>> Start PROVIDED RECORDS

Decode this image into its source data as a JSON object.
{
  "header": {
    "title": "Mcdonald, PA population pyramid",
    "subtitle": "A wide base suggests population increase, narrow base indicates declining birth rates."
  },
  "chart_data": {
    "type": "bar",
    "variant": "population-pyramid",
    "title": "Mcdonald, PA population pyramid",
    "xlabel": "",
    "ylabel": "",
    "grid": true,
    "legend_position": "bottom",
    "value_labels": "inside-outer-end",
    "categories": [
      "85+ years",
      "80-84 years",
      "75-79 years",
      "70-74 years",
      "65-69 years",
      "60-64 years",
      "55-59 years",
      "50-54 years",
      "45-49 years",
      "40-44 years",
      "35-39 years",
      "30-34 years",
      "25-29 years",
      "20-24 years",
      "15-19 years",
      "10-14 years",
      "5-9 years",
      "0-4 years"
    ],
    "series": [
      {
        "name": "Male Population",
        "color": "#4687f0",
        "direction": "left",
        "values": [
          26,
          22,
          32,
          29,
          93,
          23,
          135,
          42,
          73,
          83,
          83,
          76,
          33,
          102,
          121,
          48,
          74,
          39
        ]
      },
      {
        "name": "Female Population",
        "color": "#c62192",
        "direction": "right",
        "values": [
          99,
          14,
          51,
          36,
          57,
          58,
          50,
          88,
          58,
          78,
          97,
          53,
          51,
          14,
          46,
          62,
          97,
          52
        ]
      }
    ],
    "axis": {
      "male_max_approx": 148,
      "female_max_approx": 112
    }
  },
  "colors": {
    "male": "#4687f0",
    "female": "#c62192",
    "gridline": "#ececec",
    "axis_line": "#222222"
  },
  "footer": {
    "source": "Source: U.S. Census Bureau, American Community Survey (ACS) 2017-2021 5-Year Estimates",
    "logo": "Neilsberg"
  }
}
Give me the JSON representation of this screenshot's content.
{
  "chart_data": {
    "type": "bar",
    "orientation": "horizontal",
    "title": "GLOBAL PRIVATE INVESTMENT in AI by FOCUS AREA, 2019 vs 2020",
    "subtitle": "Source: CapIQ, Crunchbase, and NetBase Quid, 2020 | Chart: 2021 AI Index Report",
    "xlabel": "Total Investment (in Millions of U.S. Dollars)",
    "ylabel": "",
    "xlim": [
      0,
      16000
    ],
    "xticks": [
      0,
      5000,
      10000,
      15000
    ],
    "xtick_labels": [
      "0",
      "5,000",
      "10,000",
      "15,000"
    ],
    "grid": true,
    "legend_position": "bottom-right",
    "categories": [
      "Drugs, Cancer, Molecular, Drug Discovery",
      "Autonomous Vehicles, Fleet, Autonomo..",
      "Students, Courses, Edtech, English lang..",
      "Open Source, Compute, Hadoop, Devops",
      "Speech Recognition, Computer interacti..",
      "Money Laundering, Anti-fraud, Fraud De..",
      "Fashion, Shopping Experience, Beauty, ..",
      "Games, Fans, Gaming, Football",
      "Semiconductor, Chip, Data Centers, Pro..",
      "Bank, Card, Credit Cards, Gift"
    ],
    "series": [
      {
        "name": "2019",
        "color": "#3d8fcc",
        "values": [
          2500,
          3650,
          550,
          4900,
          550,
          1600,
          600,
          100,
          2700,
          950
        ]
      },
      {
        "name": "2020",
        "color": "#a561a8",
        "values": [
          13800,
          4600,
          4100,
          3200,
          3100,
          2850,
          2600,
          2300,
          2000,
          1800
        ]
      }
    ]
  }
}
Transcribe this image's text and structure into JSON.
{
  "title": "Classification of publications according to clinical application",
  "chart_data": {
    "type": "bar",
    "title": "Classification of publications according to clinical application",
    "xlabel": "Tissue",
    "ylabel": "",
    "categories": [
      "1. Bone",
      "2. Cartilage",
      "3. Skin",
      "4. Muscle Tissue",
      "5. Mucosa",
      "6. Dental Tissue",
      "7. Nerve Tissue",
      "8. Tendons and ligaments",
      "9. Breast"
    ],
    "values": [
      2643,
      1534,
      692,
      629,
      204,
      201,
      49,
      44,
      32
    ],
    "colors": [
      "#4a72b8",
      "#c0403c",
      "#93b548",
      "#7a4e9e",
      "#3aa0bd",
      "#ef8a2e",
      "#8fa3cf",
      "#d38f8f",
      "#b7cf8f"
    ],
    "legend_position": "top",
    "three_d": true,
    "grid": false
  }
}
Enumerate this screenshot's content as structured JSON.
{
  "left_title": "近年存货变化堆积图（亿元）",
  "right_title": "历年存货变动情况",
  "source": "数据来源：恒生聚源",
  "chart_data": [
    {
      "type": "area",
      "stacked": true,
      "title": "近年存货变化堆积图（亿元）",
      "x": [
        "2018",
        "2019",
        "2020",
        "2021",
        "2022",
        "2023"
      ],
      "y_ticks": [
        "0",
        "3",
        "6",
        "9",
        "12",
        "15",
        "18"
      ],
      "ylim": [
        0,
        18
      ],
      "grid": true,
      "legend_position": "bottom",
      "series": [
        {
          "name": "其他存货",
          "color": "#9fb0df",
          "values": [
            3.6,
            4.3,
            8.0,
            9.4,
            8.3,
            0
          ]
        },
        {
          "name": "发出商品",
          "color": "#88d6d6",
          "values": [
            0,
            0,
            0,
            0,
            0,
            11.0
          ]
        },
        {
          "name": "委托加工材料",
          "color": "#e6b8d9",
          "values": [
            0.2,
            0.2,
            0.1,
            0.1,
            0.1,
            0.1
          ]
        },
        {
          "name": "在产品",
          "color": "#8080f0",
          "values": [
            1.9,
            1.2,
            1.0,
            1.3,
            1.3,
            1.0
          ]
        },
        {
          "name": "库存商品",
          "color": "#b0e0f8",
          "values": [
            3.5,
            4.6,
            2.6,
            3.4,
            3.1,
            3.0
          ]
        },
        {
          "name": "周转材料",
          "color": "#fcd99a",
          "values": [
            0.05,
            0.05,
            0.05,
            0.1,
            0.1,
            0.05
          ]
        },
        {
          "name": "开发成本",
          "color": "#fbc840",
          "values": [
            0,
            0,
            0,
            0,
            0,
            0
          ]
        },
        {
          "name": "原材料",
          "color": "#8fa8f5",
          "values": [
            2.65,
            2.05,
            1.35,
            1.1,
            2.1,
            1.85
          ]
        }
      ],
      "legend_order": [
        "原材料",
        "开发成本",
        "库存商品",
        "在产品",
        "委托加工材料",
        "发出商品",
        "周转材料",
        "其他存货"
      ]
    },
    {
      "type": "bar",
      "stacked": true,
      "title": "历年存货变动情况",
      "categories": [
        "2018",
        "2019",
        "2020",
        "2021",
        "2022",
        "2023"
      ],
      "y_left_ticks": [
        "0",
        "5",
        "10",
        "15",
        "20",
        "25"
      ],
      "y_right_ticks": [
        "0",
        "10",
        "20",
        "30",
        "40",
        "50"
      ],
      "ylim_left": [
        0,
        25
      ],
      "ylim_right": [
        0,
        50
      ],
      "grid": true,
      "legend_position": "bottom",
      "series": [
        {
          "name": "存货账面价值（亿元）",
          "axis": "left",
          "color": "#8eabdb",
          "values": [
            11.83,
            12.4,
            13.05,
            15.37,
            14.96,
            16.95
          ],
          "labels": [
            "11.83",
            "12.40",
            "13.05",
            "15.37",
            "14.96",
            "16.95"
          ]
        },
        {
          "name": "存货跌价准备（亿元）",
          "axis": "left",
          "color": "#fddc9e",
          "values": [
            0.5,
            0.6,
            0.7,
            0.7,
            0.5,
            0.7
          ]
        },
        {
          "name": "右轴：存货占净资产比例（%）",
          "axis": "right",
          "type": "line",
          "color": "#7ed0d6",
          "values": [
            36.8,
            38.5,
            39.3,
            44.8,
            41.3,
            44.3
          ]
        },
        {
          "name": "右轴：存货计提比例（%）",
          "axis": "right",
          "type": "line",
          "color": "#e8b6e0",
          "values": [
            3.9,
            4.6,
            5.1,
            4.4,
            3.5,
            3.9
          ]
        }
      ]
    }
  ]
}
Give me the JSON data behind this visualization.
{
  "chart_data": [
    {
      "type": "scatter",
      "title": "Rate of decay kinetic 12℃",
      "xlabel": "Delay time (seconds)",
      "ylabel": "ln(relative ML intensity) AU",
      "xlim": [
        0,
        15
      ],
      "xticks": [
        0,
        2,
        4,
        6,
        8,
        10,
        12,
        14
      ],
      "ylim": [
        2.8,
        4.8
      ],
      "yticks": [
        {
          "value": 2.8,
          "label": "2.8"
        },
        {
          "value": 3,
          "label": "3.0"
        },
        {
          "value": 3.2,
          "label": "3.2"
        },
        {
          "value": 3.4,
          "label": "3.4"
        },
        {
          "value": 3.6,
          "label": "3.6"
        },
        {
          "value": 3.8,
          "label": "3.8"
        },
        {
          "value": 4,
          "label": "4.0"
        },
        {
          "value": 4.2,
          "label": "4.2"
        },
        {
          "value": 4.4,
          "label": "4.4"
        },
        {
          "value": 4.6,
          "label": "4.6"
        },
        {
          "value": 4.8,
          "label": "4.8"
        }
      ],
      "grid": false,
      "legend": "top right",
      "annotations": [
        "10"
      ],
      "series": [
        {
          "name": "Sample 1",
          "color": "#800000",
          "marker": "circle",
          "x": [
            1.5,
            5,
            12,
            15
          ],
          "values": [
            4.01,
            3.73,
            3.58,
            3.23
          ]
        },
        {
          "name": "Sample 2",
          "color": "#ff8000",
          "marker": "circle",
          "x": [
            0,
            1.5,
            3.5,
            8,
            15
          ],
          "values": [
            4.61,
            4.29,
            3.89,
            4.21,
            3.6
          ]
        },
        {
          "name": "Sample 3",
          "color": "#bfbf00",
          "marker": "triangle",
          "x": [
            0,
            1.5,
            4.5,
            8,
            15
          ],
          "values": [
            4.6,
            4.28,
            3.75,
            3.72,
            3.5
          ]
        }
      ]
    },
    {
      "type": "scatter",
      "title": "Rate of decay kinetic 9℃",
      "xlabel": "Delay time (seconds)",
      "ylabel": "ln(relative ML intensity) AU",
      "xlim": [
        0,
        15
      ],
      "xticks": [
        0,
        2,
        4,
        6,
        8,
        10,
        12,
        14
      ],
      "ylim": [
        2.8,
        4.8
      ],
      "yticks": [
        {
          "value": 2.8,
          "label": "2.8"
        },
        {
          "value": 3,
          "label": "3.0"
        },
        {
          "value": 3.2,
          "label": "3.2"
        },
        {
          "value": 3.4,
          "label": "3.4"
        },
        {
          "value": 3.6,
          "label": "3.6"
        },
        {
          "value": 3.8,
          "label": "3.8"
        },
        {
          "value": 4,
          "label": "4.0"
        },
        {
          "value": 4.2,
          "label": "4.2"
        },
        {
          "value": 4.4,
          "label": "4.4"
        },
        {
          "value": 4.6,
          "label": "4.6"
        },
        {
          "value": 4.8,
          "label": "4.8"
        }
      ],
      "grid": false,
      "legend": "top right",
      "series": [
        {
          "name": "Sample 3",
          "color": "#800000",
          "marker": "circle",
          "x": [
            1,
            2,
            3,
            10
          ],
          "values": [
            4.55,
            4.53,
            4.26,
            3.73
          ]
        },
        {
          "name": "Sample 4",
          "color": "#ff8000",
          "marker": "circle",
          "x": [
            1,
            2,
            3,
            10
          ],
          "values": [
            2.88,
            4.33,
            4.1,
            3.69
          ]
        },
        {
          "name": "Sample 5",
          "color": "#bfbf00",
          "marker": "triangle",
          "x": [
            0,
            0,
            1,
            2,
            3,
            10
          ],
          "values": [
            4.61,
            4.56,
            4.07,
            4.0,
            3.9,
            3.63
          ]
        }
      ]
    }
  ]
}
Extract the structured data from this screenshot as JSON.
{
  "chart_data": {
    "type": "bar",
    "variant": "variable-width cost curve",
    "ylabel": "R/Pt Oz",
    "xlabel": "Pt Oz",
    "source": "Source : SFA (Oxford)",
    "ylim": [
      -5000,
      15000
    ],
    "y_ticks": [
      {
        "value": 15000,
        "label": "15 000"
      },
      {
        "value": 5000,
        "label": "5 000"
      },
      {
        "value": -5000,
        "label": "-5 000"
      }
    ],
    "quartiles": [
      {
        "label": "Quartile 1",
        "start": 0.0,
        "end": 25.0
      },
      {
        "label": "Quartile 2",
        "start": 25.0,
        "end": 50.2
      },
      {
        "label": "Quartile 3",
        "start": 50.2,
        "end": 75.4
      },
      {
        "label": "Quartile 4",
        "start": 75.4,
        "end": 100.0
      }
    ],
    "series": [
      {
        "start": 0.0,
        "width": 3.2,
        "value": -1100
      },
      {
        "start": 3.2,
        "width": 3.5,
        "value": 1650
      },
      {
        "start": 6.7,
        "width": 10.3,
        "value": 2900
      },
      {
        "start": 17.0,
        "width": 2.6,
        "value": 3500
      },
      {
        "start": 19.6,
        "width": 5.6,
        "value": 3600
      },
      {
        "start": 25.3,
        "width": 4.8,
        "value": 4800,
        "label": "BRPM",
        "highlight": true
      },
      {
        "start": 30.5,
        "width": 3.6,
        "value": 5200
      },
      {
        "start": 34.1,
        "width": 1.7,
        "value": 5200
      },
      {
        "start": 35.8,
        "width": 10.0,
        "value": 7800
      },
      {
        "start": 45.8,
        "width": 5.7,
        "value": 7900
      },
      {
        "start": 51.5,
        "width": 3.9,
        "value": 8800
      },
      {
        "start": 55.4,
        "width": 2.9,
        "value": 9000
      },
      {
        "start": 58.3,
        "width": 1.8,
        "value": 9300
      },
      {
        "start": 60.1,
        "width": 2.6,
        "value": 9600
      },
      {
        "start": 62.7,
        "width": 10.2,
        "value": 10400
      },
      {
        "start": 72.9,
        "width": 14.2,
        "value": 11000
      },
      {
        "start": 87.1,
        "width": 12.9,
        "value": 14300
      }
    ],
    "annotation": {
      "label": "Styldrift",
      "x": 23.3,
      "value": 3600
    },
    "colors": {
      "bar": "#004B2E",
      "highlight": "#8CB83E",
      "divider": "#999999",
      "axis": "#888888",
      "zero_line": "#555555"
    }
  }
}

>> End PROVIDED RECORDS

EXERCISE GOAL: Using the records above, copy every line that has the word "历年存货变动情况" in it.

ANSWER FOR THIS EXERCISE:
  "right_title": "历年存货变动情况",
      "title": "历年存货变动情况",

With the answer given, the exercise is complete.